▸ **EXTRAIT DU TEXTE**:
---*---

5.2.3.3. Fonction et chronologie des bâtiments du Barzan-e Jonoubi

5.2.3.3.1. Fonction

Du fait de l’absence d’étude architecturale détaillée, la question de la fonction et de la chronologie des constructions du secteur méridional reste largement énigmatique. Lorsque, dans les descriptions de Persépolis, la présence de ces édifices est mentionnée, les différents auteurs s’accordent uniquement sur le caractère prestigieux de l’architecture. Ces constructions, en partie en pierre, présentant portiques et salles hypostyles, seraient donc destinées au moins à l’élite si ce n’est au Roi et à sa cour684. Outre ces considérations d’ordre général, l’éventuelle fonction de ce quartier n’est généralement pas plus discutée. Parmi les huit bâtiments ou ensemble de bâtiments dégagés au sud de la terrasse, trois ont fait l’objet de commentaires plus détaillés.

Le bâtiment E, le plus proche de la terrasse, présente les vestiges les plus imposants du secteur sud685. Il a été fouillé par E. Herzfeld puis par A. Sami. Du fait de la similitude du plan, sur une surface toutefois beaucoup plus réduite, avec l’Apadana, il fut donc appelé « Small Apadana » 686. Il s’agit en effet d’un bâtiment à trois portiques entourant une salle centrale hypostyle dont les colonnes en pierre sont surmontées par des chapiteaux sculptés à protomé de lion. Les points communs relevés avec le plan de la grande salle d’audience de la terrasse amènent à supposer que le bâtiment aurait pu posséder la même fonction de manière temporaire en attendant la fin de la construction de l’Apadana687. Les dimensions du bâtiment E sont cependant beaucoup plus petites et le plan présente de nombreuses différences par rapport à celui de l’Apadana. Le bâtiment C, situé à l’extrémité sud du Barzan-e Jonoubi, présente un plan similaire, les trois portiques étant cependant soutenus par deux rangées de colonnes. Il a été en partie fouillé lors de la dernière campagne de fouille dirigée par E. Herzfeld688. Un socle en pierre a été retrouvé dans la pièce centrale, élément à partir duquel E. Herzfeld restituait un temple du feu. Par extension, il pensait que le secteur sud contenait plusieurs temples du feu et implicitement faisait de ce quartier une sorte de zone cultuelle689. Avec raison, E.F. Schmidt met en doute cette analyse, les données à disposition étant considérées comme trop lacunaires pour démontrer cette hypothèse690. Etant donné leur plan, E et C doivent toutefois correspondre à des bâtiments officiels ou publics, de fonction indéterminée, et non à des habitats privés.

---*---

▸ **EXERCICES**:
1. Recopiez mot pour mot, dans le texte sur les bâtiments du Barzan-e Jonoubi, le passage allant de « 5.2.3.3.1. Fonction » jusqu'à « commentaires plus détaillés. ».
2. Traduisez en anglais la phrase suivante du texte sur les bâtiments du Barzan-e Jonoubi : « Il s’agit en effet d’un bâtiment à trois portiques entourant une salle centrale hypostyle dont les colonnes en pierre sont surmontées par des chapiteaux sculptés à protomé de lion. »
3. Dressez la liste de toutes les personnes nommées dans le texte sur les bâtiments du Barzan-e Jonoubi.

▸ **Entrées d'annotation spatiale**:
---*---

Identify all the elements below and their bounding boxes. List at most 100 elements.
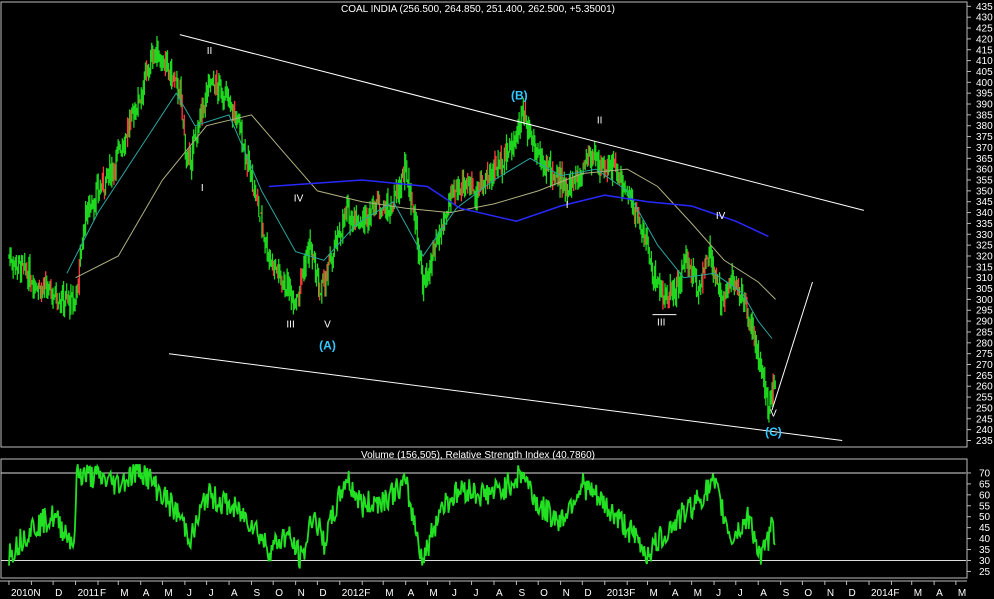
x-tick-label: 2012 xyxy=(342,588,365,599)
price-tick-label: 355 xyxy=(976,176,993,187)
price-tick-label: 325 xyxy=(976,241,993,252)
wave-label: V xyxy=(770,409,777,420)
wave-label: V xyxy=(324,320,331,331)
x-tick-label: O xyxy=(804,588,812,599)
wave-label: (C) xyxy=(765,425,782,439)
x-tick-label: J xyxy=(716,588,721,599)
price-tick-label: 290 xyxy=(976,317,993,328)
x-tick-label: A xyxy=(143,588,150,599)
x-tick-label: M xyxy=(958,588,966,599)
rsi-tick-label: 65 xyxy=(979,479,991,490)
price-tick-label: 330 xyxy=(976,230,993,241)
rsi-tick-label: 25 xyxy=(979,567,991,578)
price-tick-label: 260 xyxy=(976,382,993,393)
x-tick-label: S xyxy=(253,588,260,599)
wave-label: I xyxy=(566,200,569,211)
price-tick-label: 390 xyxy=(976,100,993,111)
wave-label: IV xyxy=(294,194,304,205)
price-tick-label: 270 xyxy=(976,360,993,371)
x-tick-label: M xyxy=(385,588,393,599)
chart-background xyxy=(0,0,994,599)
x-tick-label: A xyxy=(231,588,238,599)
x-tick-label: 2010 xyxy=(11,588,34,599)
rsi-tick-label: 45 xyxy=(979,523,991,534)
price-tick-label: 405 xyxy=(976,67,993,78)
price-tick-label: 360 xyxy=(976,165,993,176)
price-tick-label: 245 xyxy=(976,414,993,425)
x-tick-label: A xyxy=(936,588,943,599)
price-tick-label: 345 xyxy=(976,197,993,208)
price-tick-label: 265 xyxy=(976,371,993,382)
wave-label: (B) xyxy=(511,89,528,103)
x-tick-label: F xyxy=(629,588,635,599)
price-tick-label: 420 xyxy=(976,34,993,45)
chart-title: COAL INDIA (256.500, 264.850, 251.400, 2… xyxy=(341,4,615,15)
x-tick-label: A xyxy=(672,588,679,599)
x-tick-label: J xyxy=(738,588,743,599)
x-tick-label: 2013 xyxy=(607,588,630,599)
wave-label: II xyxy=(207,46,213,57)
x-tick-label: D xyxy=(319,588,326,599)
price-tick-label: 435 xyxy=(976,2,993,13)
x-tick-label: O xyxy=(275,588,283,599)
price-tick-label: 250 xyxy=(976,403,993,414)
price-tick-label: 380 xyxy=(976,121,993,132)
price-tick-label: 365 xyxy=(976,154,993,165)
rsi-tick-label: 55 xyxy=(979,501,991,512)
x-tick-label: F xyxy=(893,588,899,599)
price-tick-label: 240 xyxy=(976,425,993,436)
price-tick-label: 400 xyxy=(976,78,993,89)
x-tick-label: N xyxy=(298,588,305,599)
price-tick-label: 370 xyxy=(976,143,993,154)
x-tick-label: M xyxy=(120,588,128,599)
x-tick-label: D xyxy=(584,588,591,599)
wave-label: I xyxy=(201,183,204,194)
price-tick-label: 280 xyxy=(976,338,993,349)
x-tick-label: 2011 xyxy=(78,588,100,599)
price-tick-label: 425 xyxy=(976,24,993,35)
price-chart: COAL INDIA (256.500, 264.850, 251.400, 2… xyxy=(0,0,994,599)
wave-label: IV xyxy=(716,211,726,222)
price-tick-label: 320 xyxy=(976,251,993,262)
x-tick-label: N xyxy=(563,588,570,599)
x-tick-label: 2014 xyxy=(871,588,894,599)
wave-label: III xyxy=(286,320,294,331)
price-tick-label: 275 xyxy=(976,349,993,360)
x-tick-label: F xyxy=(100,588,106,599)
x-tick-label: A xyxy=(408,588,415,599)
x-tick-label: A xyxy=(496,588,503,599)
price-tick-label: 335 xyxy=(976,219,993,230)
price-tick-label: 285 xyxy=(976,327,993,338)
price-tick-label: 305 xyxy=(976,284,993,295)
x-tick-label: D xyxy=(55,588,62,599)
rsi-tick-label: 50 xyxy=(979,512,991,523)
price-tick-label: 385 xyxy=(976,110,993,121)
x-tick-label: M xyxy=(694,588,702,599)
x-tick-label: O xyxy=(540,588,548,599)
wave-label: II xyxy=(597,116,603,127)
price-tick-label: 350 xyxy=(976,186,993,197)
x-tick-label: F xyxy=(364,588,370,599)
price-tick-label: 395 xyxy=(976,89,993,100)
rsi-panel-title: Volume (156,505), Relative Strength Inde… xyxy=(361,450,595,461)
x-tick-label: N xyxy=(33,588,40,599)
x-tick-label: J xyxy=(187,588,192,599)
rsi-tick-label: 60 xyxy=(979,490,991,501)
price-tick-label: 340 xyxy=(976,208,993,219)
x-tick-label: D xyxy=(849,588,856,599)
x-tick-label: A xyxy=(760,588,767,599)
price-tick-label: 310 xyxy=(976,273,993,284)
wave-label: III xyxy=(657,317,665,328)
price-tick-label: 235 xyxy=(976,436,993,447)
rsi-tick-label: 30 xyxy=(979,556,991,567)
x-tick-label: M xyxy=(649,588,657,599)
rsi-tick-label: 70 xyxy=(979,468,991,479)
x-tick-label: N xyxy=(827,588,834,599)
rsi-tick-label: 35 xyxy=(979,545,991,556)
price-tick-label: 315 xyxy=(976,262,993,273)
price-tick-label: 410 xyxy=(976,56,993,67)
price-tick-label: 300 xyxy=(976,295,993,306)
x-tick-label: J xyxy=(452,588,457,599)
x-tick-label: M xyxy=(914,588,922,599)
rsi-tick-label: 40 xyxy=(979,534,991,545)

---*---

▸ **RÉSULTATS ATTENDUS**:
1.
5.2.3.3.1. Fonction

Du fait de l’absence d’étude architecturale détaillée, la question de la fonction et de la chronologie des constructions du secteur méridional reste largement énigmatique. Lorsque, dans les descriptions de Persépolis, la présence de ces édifices est mentionnée, les différents auteurs s’accordent uniquement sur le caractère prestigieux de l’architecture. Ces constructions, en partie en pierre, présentant portiques et salles hypostyles, seraient donc destinées au moins à l’élite si ce n’est au Roi et à sa cour684. Outre ces considérations d’ordre général, l’éventuelle fonction de ce quartier n’est généralement pas plus discutée. Parmi les huit bâtiments ou ensemble de bâtiments dégagés au sud de la terrasse, trois ont fait l’objet de commentaires plus détaillés.

2. It is in fact a building with three porticoes surrounding a central hypostyle hall whose stone columns are topped by capitals carved with lion protomes.

3.
E. Herzfeld
A. Sami
E.F. Schmidt